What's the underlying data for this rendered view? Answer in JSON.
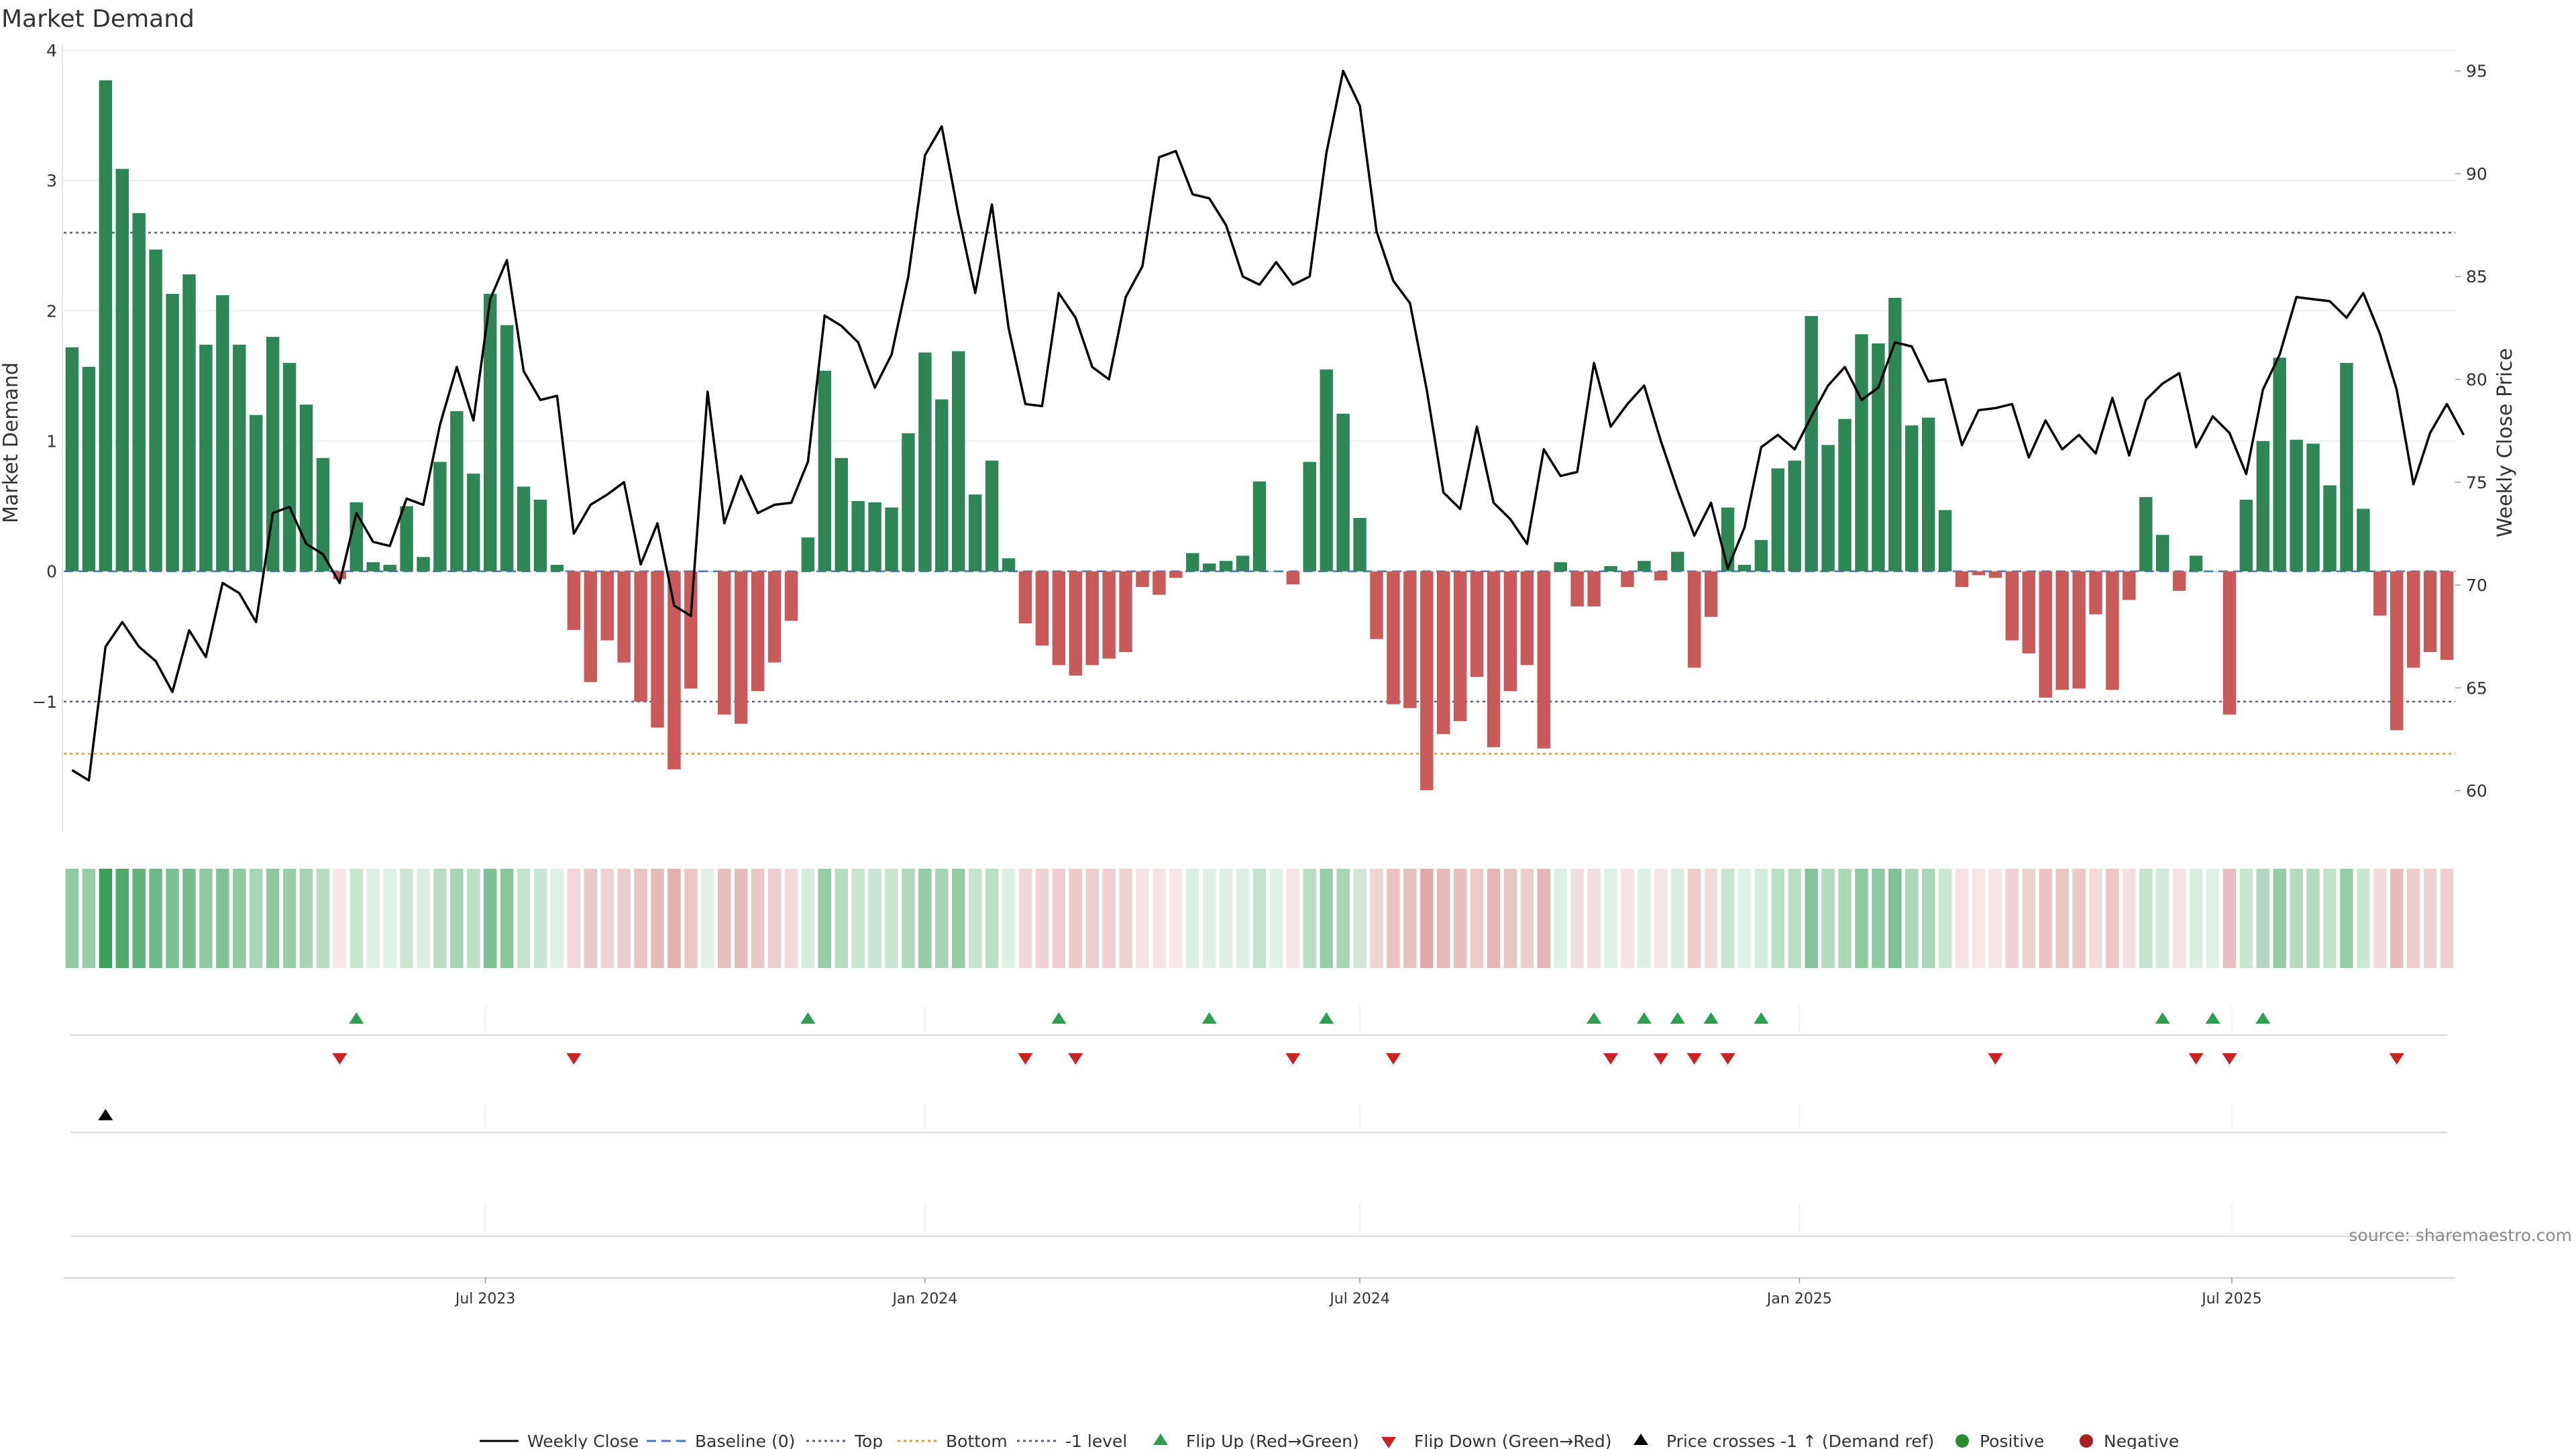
{
  "chart_data": {
    "type": "bar",
    "title": "Market Demand",
    "ylabel_left": "Market Demand",
    "ylabel_right": "Weekly Close Price",
    "left_ylim": [
      -2.0,
      4.0
    ],
    "left_yticks": [
      4,
      3,
      2,
      1,
      0,
      -1
    ],
    "left_ytick_labels": [
      "4",
      "3",
      "2",
      "1",
      "0",
      "−1"
    ],
    "right_ylim": [
      58,
      96
    ],
    "right_yticks": [
      95,
      90,
      85,
      80,
      75,
      70,
      65,
      60
    ],
    "right_ytick_labels": [
      "95",
      "90",
      "85",
      "80",
      "75",
      "70",
      "65",
      "60"
    ],
    "top_level": 2.6,
    "bottom_level": -1.4,
    "minus_one_level": -1.0,
    "x_start": "2023-01-09",
    "x_step_days": 7,
    "x_ticks": [
      {
        "date": "2023-07-01",
        "label": "Jul 2023"
      },
      {
        "date": "2024-01-01",
        "label": "Jan 2024"
      },
      {
        "date": "2024-07-01",
        "label": "Jul 2024"
      },
      {
        "date": "2025-01-01",
        "label": "Jan 2025"
      },
      {
        "date": "2025-07-01",
        "label": "Jul 2025"
      }
    ],
    "demand": [
      1.72,
      1.57,
      3.77,
      3.09,
      2.75,
      2.47,
      2.13,
      2.28,
      1.74,
      2.12,
      1.74,
      1.2,
      1.8,
      1.6,
      1.28,
      0.87,
      -0.06,
      0.53,
      0.07,
      0.05,
      0.5,
      0.11,
      0.84,
      1.23,
      0.75,
      2.13,
      1.89,
      0.65,
      0.55,
      0.05,
      -0.45,
      -0.85,
      -0.53,
      -0.7,
      -1.0,
      -1.2,
      -1.52,
      -0.9,
      0.0,
      -1.1,
      -1.17,
      -0.92,
      -0.7,
      -0.38,
      0.26,
      1.54,
      0.87,
      0.54,
      0.53,
      0.49,
      1.06,
      1.68,
      1.32,
      1.69,
      0.59,
      0.85,
      0.1,
      -0.4,
      -0.57,
      -0.72,
      -0.8,
      -0.72,
      -0.67,
      -0.62,
      -0.12,
      -0.18,
      -0.05,
      0.14,
      0.06,
      0.08,
      0.12,
      0.69,
      0.0,
      -0.1,
      0.84,
      1.55,
      1.21,
      0.41,
      -0.52,
      -1.02,
      -1.05,
      -1.68,
      -1.25,
      -1.15,
      -0.81,
      -1.35,
      -0.92,
      -0.72,
      -1.36,
      0.07,
      -0.27,
      -0.27,
      0.04,
      -0.12,
      0.08,
      -0.07,
      0.15,
      -0.74,
      -0.35,
      0.49,
      0.05,
      0.24,
      0.79,
      0.85,
      1.96,
      0.97,
      1.17,
      1.82,
      1.75,
      2.1,
      1.12,
      1.18,
      0.47,
      -0.12,
      -0.03,
      -0.05,
      -0.53,
      -0.63,
      -0.97,
      -0.91,
      -0.9,
      -0.33,
      -0.91,
      -0.22,
      0.57,
      0.28,
      -0.15,
      0.12,
      0.0,
      -1.1,
      0.55,
      1.0,
      1.64,
      1.01,
      0.98,
      0.66,
      1.6,
      0.48,
      -0.34,
      -1.22,
      -0.74,
      -0.62,
      -0.68
    ],
    "close": [
      61.0,
      60.5,
      67.0,
      68.2,
      67.0,
      66.3,
      64.8,
      67.8,
      66.5,
      70.1,
      69.6,
      68.2,
      73.5,
      73.8,
      72.0,
      71.5,
      70.1,
      73.5,
      72.1,
      71.9,
      74.2,
      73.9,
      77.8,
      80.6,
      78.0,
      83.9,
      85.8,
      80.4,
      79.0,
      79.2,
      72.5,
      73.9,
      74.4,
      75.0,
      71.0,
      73.0,
      69.0,
      68.5,
      79.4,
      73.0,
      75.3,
      73.5,
      73.9,
      74.0,
      76.0,
      83.1,
      82.6,
      81.8,
      79.6,
      81.2,
      85.0,
      90.9,
      92.3,
      88.0,
      84.2,
      88.5,
      82.5,
      78.8,
      78.7,
      84.2,
      83.0,
      80.6,
      80.0,
      84.0,
      85.5,
      90.8,
      91.1,
      89.0,
      88.8,
      87.5,
      85.0,
      84.6,
      85.7,
      84.6,
      85.0,
      91.0,
      95.0,
      93.3,
      87.2,
      84.8,
      83.7,
      79.5,
      74.5,
      73.7,
      77.7,
      74.0,
      73.2,
      72.0,
      76.6,
      75.3,
      75.5,
      80.8,
      77.7,
      78.8,
      79.7,
      77.0,
      74.6,
      72.4,
      74.0,
      70.8,
      72.8,
      76.7,
      77.3,
      76.6,
      78.2,
      79.7,
      80.6,
      79.0,
      79.6,
      81.8,
      81.6,
      79.9,
      80.0,
      76.8,
      78.5,
      78.6,
      78.8,
      76.2,
      78.0,
      76.6,
      77.3,
      76.4,
      79.1,
      76.3,
      79.0,
      79.8,
      80.3,
      76.7,
      78.2,
      77.4,
      75.4,
      79.5,
      81.2,
      84.0,
      83.9,
      83.8,
      83.0,
      84.2,
      82.2,
      79.5,
      74.9,
      77.4,
      78.8,
      77.3
    ],
    "flip_up_indices": [
      17,
      44,
      59,
      68,
      75,
      91,
      94,
      96,
      98,
      101,
      125,
      128,
      131
    ],
    "flip_down_indices": [
      16,
      30,
      57,
      60,
      73,
      79,
      92,
      95,
      97,
      99,
      115,
      127,
      129,
      139
    ],
    "price_cross_indices": [
      2
    ],
    "legend": [
      "Weekly Close",
      "Baseline (0)",
      "Top",
      "Bottom",
      "-1 level",
      "Flip Up (Red→Green)",
      "Flip Down (Green→Red)",
      "Price crosses -1 ↑ (Demand ref)",
      "Positive",
      "Negative"
    ],
    "source": "source: sharemaestro.com"
  },
  "colors": {
    "positive_bar": "#2e8657",
    "negative_bar": "#c85a5a",
    "price_line": "#000000",
    "baseline": "#4a78c0",
    "top_line": "#5a5a8a",
    "bottom_line": "#e8963a",
    "minus_one_line": "#5a5a8a",
    "flip_up": "#2e9e4f",
    "flip_down": "#cc2222",
    "positive_dot": "#2e8a2e",
    "negative_dot": "#aa1f1f"
  }
}
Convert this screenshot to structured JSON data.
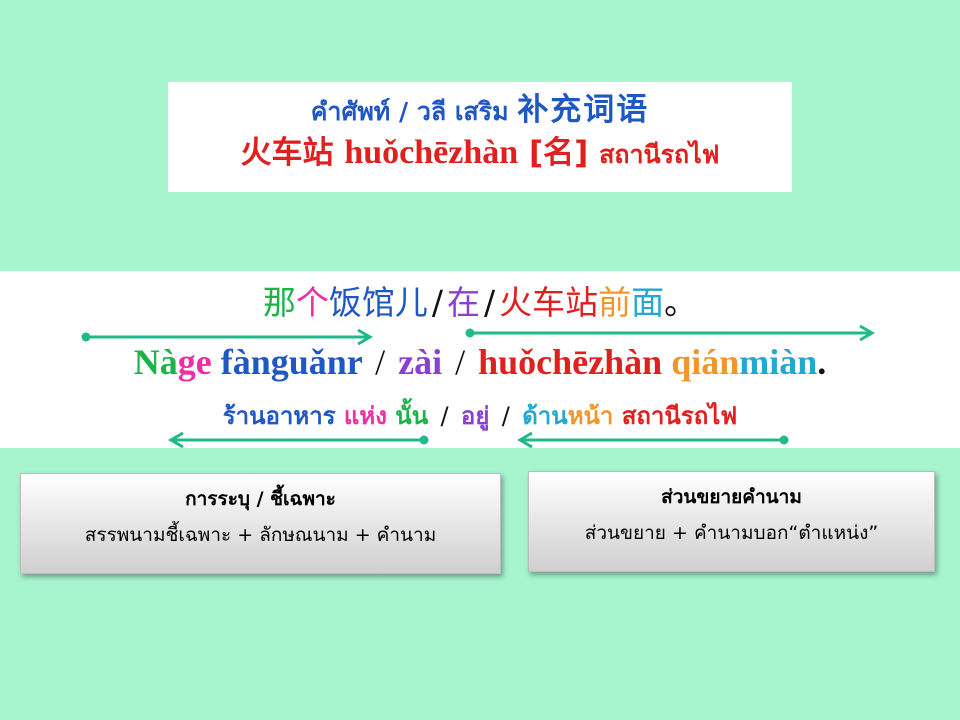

OBJECTIVE: Make an exact copy of the whole listing, but don't bring over any pictures.

WORKED ANSWER:
What's the underlying data for this rendered view? Answer in JSON.
{
  "chart_data": {
    "type": "bar",
    "title": "Market Demand",
    "ylabel_left": "Market Demand",
    "ylabel_right": "Weekly Close Price",
    "left_ylim": [
      -2.0,
      4.0
    ],
    "left_yticks": [
      4,
      3,
      2,
      1,
      0,
      -1
    ],
    "left_ytick_labels": [
      "4",
      "3",
      "2",
      "1",
      "0",
      "−1"
    ],
    "right_ylim": [
      58,
      96
    ],
    "right_yticks": [
      95,
      90,
      85,
      80,
      75,
      70,
      65,
      60
    ],
    "right_ytick_labels": [
      "95",
      "90",
      "85",
      "80",
      "75",
      "70",
      "65",
      "60"
    ],
    "top_level": 2.6,
    "bottom_level": -1.4,
    "minus_one_level": -1.0,
    "x_start": "2023-01-09",
    "x_step_days": 7,
    "x_ticks": [
      {
        "date": "2023-07-01",
        "label": "Jul 2023"
      },
      {
        "date": "2024-01-01",
        "label": "Jan 2024"
      },
      {
        "date": "2024-07-01",
        "label": "Jul 2024"
      },
      {
        "date": "2025-01-01",
        "label": "Jan 2025"
      },
      {
        "date": "2025-07-01",
        "label": "Jul 2025"
      }
    ],
    "demand": [
      1.72,
      1.57,
      3.77,
      3.09,
      2.75,
      2.47,
      2.13,
      2.28,
      1.74,
      2.12,
      1.74,
      1.2,
      1.8,
      1.6,
      1.28,
      0.87,
      -0.06,
      0.53,
      0.07,
      0.05,
      0.5,
      0.11,
      0.84,
      1.23,
      0.75,
      2.13,
      1.89,
      0.65,
      0.55,
      0.05,
      -0.45,
      -0.85,
      -0.53,
      -0.7,
      -1.0,
      -1.2,
      -1.52,
      -0.9,
      0.0,
      -1.1,
      -1.17,
      -0.92,
      -0.7,
      -0.38,
      0.26,
      1.54,
      0.87,
      0.54,
      0.53,
      0.49,
      1.06,
      1.68,
      1.32,
      1.69,
      0.59,
      0.85,
      0.1,
      -0.4,
      -0.57,
      -0.72,
      -0.8,
      -0.72,
      -0.67,
      -0.62,
      -0.12,
      -0.18,
      -0.05,
      0.14,
      0.06,
      0.08,
      0.12,
      0.69,
      0.0,
      -0.1,
      0.84,
      1.55,
      1.21,
      0.41,
      -0.52,
      -1.02,
      -1.05,
      -1.68,
      -1.25,
      -1.15,
      -0.81,
      -1.35,
      -0.92,
      -0.72,
      -1.36,
      0.07,
      -0.27,
      -0.27,
      0.04,
      -0.12,
      0.08,
      -0.07,
      0.15,
      -0.74,
      -0.35,
      0.49,
      0.05,
      0.24,
      0.79,
      0.85,
      1.96,
      0.97,
      1.17,
      1.82,
      1.75,
      2.1,
      1.12,
      1.18,
      0.47,
      -0.12,
      -0.03,
      -0.05,
      -0.53,
      -0.63,
      -0.97,
      -0.91,
      -0.9,
      -0.33,
      -0.91,
      -0.22,
      0.57,
      0.28,
      -0.15,
      0.12,
      0.0,
      -1.1,
      0.55,
      1.0,
      1.64,
      1.01,
      0.98,
      0.66,
      1.6,
      0.48,
      -0.34,
      -1.22,
      -0.74,
      -0.62,
      -0.68
    ],
    "close": [
      61.0,
      60.5,
      67.0,
      68.2,
      67.0,
      66.3,
      64.8,
      67.8,
      66.5,
      70.1,
      69.6,
      68.2,
      73.5,
      73.8,
      72.0,
      71.5,
      70.1,
      73.5,
      72.1,
      71.9,
      74.2,
      73.9,
      77.8,
      80.6,
      78.0,
      83.9,
      85.8,
      80.4,
      79.0,
      79.2,
      72.5,
      73.9,
      74.4,
      75.0,
      71.0,
      73.0,
      69.0,
      68.5,
      79.4,
      73.0,
      75.3,
      73.5,
      73.9,
      74.0,
      76.0,
      83.1,
      82.6,
      81.8,
      79.6,
      81.2,
      85.0,
      90.9,
      92.3,
      88.0,
      84.2,
      88.5,
      82.5,
      78.8,
      78.7,
      84.2,
      83.0,
      80.6,
      80.0,
      84.0,
      85.5,
      90.8,
      91.1,
      89.0,
      88.8,
      87.5,
      85.0,
      84.6,
      85.7,
      84.6,
      85.0,
      91.0,
      95.0,
      93.3,
      87.2,
      84.8,
      83.7,
      79.5,
      74.5,
      73.7,
      77.7,
      74.0,
      73.2,
      72.0,
      76.6,
      75.3,
      75.5,
      80.8,
      77.7,
      78.8,
      79.7,
      77.0,
      74.6,
      72.4,
      74.0,
      70.8,
      72.8,
      76.7,
      77.3,
      76.6,
      78.2,
      79.7,
      80.6,
      79.0,
      79.6,
      81.8,
      81.6,
      79.9,
      80.0,
      76.8,
      78.5,
      78.6,
      78.8,
      76.2,
      78.0,
      76.6,
      77.3,
      76.4,
      79.1,
      76.3,
      79.0,
      79.8,
      80.3,
      76.7,
      78.2,
      77.4,
      75.4,
      79.5,
      81.2,
      84.0,
      83.9,
      83.8,
      83.0,
      84.2,
      82.2,
      79.5,
      74.9,
      77.4,
      78.8,
      77.3
    ],
    "flip_up_indices": [
      17,
      44,
      59,
      68,
      75,
      91,
      94,
      96,
      98,
      101,
      125,
      128,
      131
    ],
    "flip_down_indices": [
      16,
      30,
      57,
      60,
      73,
      79,
      92,
      95,
      97,
      99,
      115,
      127,
      129,
      139
    ],
    "price_cross_indices": [
      2
    ],
    "legend": [
      "Weekly Close",
      "Baseline (0)",
      "Top",
      "Bottom",
      "-1 level",
      "Flip Up (Red→Green)",
      "Flip Down (Green→Red)",
      "Price crosses -1 ↑ (Demand ref)",
      "Positive",
      "Negative"
    ],
    "source": "source: sharemaestro.com"
  },
  "colors": {
    "positive_bar": "#2e8657",
    "negative_bar": "#c85a5a",
    "price_line": "#000000",
    "baseline": "#4a78c0",
    "top_line": "#5a5a8a",
    "bottom_line": "#e8963a",
    "minus_one_line": "#5a5a8a",
    "flip_up": "#2e9e4f",
    "flip_down": "#cc2222",
    "positive_dot": "#2e8a2e",
    "negative_dot": "#aa1f1f"
  }
}
Convert this screenshot to structured JSON data.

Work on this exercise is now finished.